[Document content entries]
* * * *
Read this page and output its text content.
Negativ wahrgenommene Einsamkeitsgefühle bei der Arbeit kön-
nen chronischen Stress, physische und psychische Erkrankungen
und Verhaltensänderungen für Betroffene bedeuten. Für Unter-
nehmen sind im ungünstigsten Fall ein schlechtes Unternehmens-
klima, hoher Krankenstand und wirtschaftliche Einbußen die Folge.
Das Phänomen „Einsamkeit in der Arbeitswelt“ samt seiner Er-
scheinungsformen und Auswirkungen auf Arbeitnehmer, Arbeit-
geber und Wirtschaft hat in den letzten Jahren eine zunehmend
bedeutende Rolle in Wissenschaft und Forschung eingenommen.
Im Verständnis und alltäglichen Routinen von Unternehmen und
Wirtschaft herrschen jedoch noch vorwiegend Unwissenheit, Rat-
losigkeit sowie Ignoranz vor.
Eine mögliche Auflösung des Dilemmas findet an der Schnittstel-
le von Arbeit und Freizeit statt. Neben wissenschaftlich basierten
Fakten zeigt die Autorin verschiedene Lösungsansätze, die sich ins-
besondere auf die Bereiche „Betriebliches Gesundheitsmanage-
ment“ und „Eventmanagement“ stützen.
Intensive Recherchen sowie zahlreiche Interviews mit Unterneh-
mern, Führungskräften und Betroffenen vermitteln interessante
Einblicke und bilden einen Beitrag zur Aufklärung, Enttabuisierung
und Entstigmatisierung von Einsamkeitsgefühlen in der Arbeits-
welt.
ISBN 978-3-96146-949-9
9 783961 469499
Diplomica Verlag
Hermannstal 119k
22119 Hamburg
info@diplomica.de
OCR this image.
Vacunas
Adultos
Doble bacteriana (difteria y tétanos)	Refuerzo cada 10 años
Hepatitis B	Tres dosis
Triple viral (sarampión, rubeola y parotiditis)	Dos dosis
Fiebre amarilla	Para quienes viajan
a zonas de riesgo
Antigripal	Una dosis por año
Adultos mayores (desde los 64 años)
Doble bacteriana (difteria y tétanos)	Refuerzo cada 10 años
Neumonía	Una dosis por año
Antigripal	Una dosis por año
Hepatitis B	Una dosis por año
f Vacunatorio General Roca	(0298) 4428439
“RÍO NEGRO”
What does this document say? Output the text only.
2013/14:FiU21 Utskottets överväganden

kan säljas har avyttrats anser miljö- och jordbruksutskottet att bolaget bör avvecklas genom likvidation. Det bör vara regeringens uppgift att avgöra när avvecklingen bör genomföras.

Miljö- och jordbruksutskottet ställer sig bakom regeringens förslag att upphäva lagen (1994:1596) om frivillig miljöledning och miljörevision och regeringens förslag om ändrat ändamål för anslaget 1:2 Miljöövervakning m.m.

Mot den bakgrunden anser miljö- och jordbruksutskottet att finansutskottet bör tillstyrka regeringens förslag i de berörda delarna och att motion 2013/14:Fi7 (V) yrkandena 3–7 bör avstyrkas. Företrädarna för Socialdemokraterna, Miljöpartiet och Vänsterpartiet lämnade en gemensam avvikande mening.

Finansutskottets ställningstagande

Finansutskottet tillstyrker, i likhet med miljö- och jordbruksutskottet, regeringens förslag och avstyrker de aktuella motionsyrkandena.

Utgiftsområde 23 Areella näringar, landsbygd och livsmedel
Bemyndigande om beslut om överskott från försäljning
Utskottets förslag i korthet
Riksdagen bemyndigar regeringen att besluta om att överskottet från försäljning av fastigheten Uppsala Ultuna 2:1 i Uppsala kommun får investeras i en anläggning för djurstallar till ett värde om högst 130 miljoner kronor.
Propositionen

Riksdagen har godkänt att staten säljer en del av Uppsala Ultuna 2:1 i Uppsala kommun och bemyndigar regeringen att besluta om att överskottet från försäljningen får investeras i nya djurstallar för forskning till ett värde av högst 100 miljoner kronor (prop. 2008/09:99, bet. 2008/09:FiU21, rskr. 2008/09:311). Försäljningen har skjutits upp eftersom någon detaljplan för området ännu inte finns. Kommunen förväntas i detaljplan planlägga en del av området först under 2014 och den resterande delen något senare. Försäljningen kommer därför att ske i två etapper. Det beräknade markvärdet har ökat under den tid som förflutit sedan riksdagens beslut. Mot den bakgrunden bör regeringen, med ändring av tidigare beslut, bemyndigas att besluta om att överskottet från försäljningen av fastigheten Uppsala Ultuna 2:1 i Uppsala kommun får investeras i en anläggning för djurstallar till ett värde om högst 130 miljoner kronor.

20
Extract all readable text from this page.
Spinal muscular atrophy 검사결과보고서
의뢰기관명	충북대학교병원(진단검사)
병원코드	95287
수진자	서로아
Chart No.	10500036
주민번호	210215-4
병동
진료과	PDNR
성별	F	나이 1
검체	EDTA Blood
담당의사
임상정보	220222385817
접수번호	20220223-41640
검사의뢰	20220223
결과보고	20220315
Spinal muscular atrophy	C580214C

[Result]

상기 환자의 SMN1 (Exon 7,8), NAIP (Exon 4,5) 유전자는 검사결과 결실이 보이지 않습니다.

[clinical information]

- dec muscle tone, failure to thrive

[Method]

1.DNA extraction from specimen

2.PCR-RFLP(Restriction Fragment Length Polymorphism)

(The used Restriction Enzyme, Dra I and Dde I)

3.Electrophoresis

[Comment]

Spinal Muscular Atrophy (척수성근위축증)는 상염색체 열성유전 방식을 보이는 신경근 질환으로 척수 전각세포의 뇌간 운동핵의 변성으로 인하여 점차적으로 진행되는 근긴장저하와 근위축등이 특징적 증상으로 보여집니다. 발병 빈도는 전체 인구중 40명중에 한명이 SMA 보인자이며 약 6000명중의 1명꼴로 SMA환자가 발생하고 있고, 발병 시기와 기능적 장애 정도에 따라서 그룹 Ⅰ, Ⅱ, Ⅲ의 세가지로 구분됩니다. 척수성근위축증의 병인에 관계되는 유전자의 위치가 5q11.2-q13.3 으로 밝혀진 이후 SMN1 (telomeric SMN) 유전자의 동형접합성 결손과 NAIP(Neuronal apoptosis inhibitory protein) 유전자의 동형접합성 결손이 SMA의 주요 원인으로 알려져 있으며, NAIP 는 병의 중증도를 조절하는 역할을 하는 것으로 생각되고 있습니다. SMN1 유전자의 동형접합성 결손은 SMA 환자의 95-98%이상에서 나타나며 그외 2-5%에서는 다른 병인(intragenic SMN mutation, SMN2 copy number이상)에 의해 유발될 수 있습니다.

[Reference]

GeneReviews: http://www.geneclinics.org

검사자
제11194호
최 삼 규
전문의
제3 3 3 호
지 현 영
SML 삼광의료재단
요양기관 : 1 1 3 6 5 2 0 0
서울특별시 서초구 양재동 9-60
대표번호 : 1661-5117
* * * *
Task brief
Please set down each line of the records exactly as given.

Solution below
Read this page and output its text content.
Negativ wahrgenommene Einsamkeitsgefühle bei der Arbeit kön-
nen chronischen Stress, physische und psychische Erkrankungen
und Verhaltensänderungen für Betroffene bedeuten. Für Unter-
nehmen sind im ungünstigsten Fall ein schlechtes Unternehmens-
klima, hoher Krankenstand und wirtschaftliche Einbußen die Folge.
Das Phänomen „Einsamkeit in der Arbeitswelt“ samt seiner Er-
scheinungsformen und Auswirkungen auf Arbeitnehmer, Arbeit-
geber und Wirtschaft hat in den letzten Jahren eine zunehmend
bedeutende Rolle in Wissenschaft und Forschung eingenommen.
Im Verständnis und alltäglichen Routinen von Unternehmen und
Wirtschaft herrschen jedoch noch vorwiegend Unwissenheit, Rat-
losigkeit sowie Ignoranz vor.
Eine mögliche Auflösung des Dilemmas findet an der Schnittstel-
le von Arbeit und Freizeit statt. Neben wissenschaftlich basierten
Fakten zeigt die Autorin verschiedene Lösungsansätze, die sich ins-
besondere auf die Bereiche „Betriebliches Gesundheitsmanage-
ment“ und „Eventmanagement“ stützen.
Intensive Recherchen sowie zahlreiche Interviews mit Unterneh-
mern, Führungskräften und Betroffenen vermitteln interessante
Einblicke und bilden einen Beitrag zur Aufklärung, Enttabuisierung
und Entstigmatisierung von Einsamkeitsgefühlen in der Arbeits-
welt.
ISBN 978-3-96146-949-9
9 783961 469499
Diplomica Verlag
Hermannstal 119k
22119 Hamburg
info@diplomica.de
OCR this image.
Vacunas
Adultos
Doble bacteriana (difteria y tétanos)	Refuerzo cada 10 años
Hepatitis B	Tres dosis
Triple viral (sarampión, rubeola y parotiditis)	Dos dosis
Fiebre amarilla	Para quienes viajan
a zonas de riesgo
Antigripal	Una dosis por año
Adultos mayores (desde los 64 años)
Doble bacteriana (difteria y tétanos)	Refuerzo cada 10 años
Neumonía	Una dosis por año
Antigripal	Una dosis por año
Hepatitis B	Una dosis por año
f Vacunatorio General Roca	(0298) 4428439
“RÍO NEGRO”
What does this document say? Output the text only.
2013/14:FiU21 Utskottets överväganden

kan säljas har avyttrats anser miljö- och jordbruksutskottet att bolaget bör avvecklas genom likvidation. Det bör vara regeringens uppgift att avgöra när avvecklingen bör genomföras.

Miljö- och jordbruksutskottet ställer sig bakom regeringens förslag att upphäva lagen (1994:1596) om frivillig miljöledning och miljörevision och regeringens förslag om ändrat ändamål för anslaget 1:2 Miljöövervakning m.m.

Mot den bakgrunden anser miljö- och jordbruksutskottet att finansutskottet bör tillstyrka regeringens förslag i de berörda delarna och att motion 2013/14:Fi7 (V) yrkandena 3–7 bör avstyrkas. Företrädarna för Socialdemokraterna, Miljöpartiet och Vänsterpartiet lämnade en gemensam avvikande mening.

Finansutskottets ställningstagande

Finansutskottet tillstyrker, i likhet med miljö- och jordbruksutskottet, regeringens förslag och avstyrker de aktuella motionsyrkandena.

Utgiftsområde 23 Areella näringar, landsbygd och livsmedel
Bemyndigande om beslut om överskott från försäljning
Utskottets förslag i korthet
Riksdagen bemyndigar regeringen att besluta om att överskottet från försäljning av fastigheten Uppsala Ultuna 2:1 i Uppsala kommun får investeras i en anläggning för djurstallar till ett värde om högst 130 miljoner kronor.
Propositionen

Riksdagen har godkänt att staten säljer en del av Uppsala Ultuna 2:1 i Uppsala kommun och bemyndigar regeringen att besluta om att överskottet från försäljningen får investeras i nya djurstallar för forskning till ett värde av högst 100 miljoner kronor (prop. 2008/09:99, bet. 2008/09:FiU21, rskr. 2008/09:311). Försäljningen har skjutits upp eftersom någon detaljplan för området ännu inte finns. Kommunen förväntas i detaljplan planlägga en del av området först under 2014 och den resterande delen något senare. Försäljningen kommer därför att ske i två etapper. Det beräknade markvärdet har ökat under den tid som förflutit sedan riksdagens beslut. Mot den bakgrunden bör regeringen, med ändring av tidigare beslut, bemyndigas att besluta om att överskottet från försäljningen av fastigheten Uppsala Ultuna 2:1 i Uppsala kommun får investeras i en anläggning för djurstallar till ett värde om högst 130 miljoner kronor.

20
Extract all readable text from this page.
Spinal muscular atrophy 검사결과보고서
의뢰기관명	충북대학교병원(진단검사)
병원코드	95287
수진자	서로아
Chart No.	10500036
주민번호	210215-4
병동
진료과	PDNR
성별	F	나이 1
검체	EDTA Blood
담당의사
임상정보	220222385817
접수번호	20220223-41640
검사의뢰	20220223
결과보고	20220315
Spinal muscular atrophy	C580214C

[Result]

상기 환자의 SMN1 (Exon 7,8), NAIP (Exon 4,5) 유전자는 검사결과 결실이 보이지 않습니다.

[clinical information]

- dec muscle tone, failure to thrive

[Method]

1.DNA extraction from specimen

2.PCR-RFLP(Restriction Fragment Length Polymorphism)

(The used Restriction Enzyme, Dra I and Dde I)

3.Electrophoresis

[Comment]

Spinal Muscular Atrophy (척수성근위축증)는 상염색체 열성유전 방식을 보이는 신경근 질환으로 척수 전각세포의 뇌간 운동핵의 변성으로 인하여 점차적으로 진행되는 근긴장저하와 근위축등이 특징적 증상으로 보여집니다. 발병 빈도는 전체 인구중 40명중에 한명이 SMA 보인자이며 약 6000명중의 1명꼴로 SMA환자가 발생하고 있고, 발병 시기와 기능적 장애 정도에 따라서 그룹 Ⅰ, Ⅱ, Ⅲ의 세가지로 구분됩니다. 척수성근위축증의 병인에 관계되는 유전자의 위치가 5q11.2-q13.3 으로 밝혀진 이후 SMN1 (telomeric SMN) 유전자의 동형접합성 결손과 NAIP(Neuronal apoptosis inhibitory protein) 유전자의 동형접합성 결손이 SMA의 주요 원인으로 알려져 있으며, NAIP 는 병의 중증도를 조절하는 역할을 하는 것으로 생각되고 있습니다. SMN1 유전자의 동형접합성 결손은 SMA 환자의 95-98%이상에서 나타나며 그외 2-5%에서는 다른 병인(intragenic SMN mutation, SMN2 copy number이상)에 의해 유발될 수 있습니다.

[Reference]

GeneReviews: http://www.geneclinics.org

검사자
제11194호
최 삼 규
전문의
제3 3 3 호
지 현 영
SML 삼광의료재단
요양기관 : 1 1 3 6 5 2 0 0
서울특별시 서초구 양재동 9-60
대표번호 : 1661-5117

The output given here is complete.